#### [Exercise description]
Search the records for the word "Content" and pick out every line that has it.

Dataset excerpts
>> BEGIN

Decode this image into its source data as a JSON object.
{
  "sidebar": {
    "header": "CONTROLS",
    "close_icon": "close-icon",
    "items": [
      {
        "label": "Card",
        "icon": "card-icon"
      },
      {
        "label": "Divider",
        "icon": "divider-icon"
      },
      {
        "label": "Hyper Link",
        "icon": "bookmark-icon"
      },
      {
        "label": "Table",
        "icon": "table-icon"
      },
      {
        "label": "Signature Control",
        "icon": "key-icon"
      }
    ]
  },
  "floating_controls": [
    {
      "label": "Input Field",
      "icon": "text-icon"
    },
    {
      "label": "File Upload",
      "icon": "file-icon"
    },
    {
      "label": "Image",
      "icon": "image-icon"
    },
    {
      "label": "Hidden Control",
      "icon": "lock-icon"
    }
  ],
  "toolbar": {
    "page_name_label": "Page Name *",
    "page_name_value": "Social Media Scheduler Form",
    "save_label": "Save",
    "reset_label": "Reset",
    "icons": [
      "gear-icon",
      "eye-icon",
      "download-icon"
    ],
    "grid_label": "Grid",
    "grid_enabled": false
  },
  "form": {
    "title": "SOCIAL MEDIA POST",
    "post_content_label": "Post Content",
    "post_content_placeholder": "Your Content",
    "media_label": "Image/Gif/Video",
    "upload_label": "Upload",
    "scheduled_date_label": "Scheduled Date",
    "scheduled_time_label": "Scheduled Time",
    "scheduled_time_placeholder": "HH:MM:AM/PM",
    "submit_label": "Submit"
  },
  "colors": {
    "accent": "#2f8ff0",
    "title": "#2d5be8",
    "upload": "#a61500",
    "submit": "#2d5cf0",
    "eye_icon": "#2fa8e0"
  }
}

>> END

#### [Answer to the task]
    "post_content_label": "Post Content",
    "post_content_placeholder": "Your Content",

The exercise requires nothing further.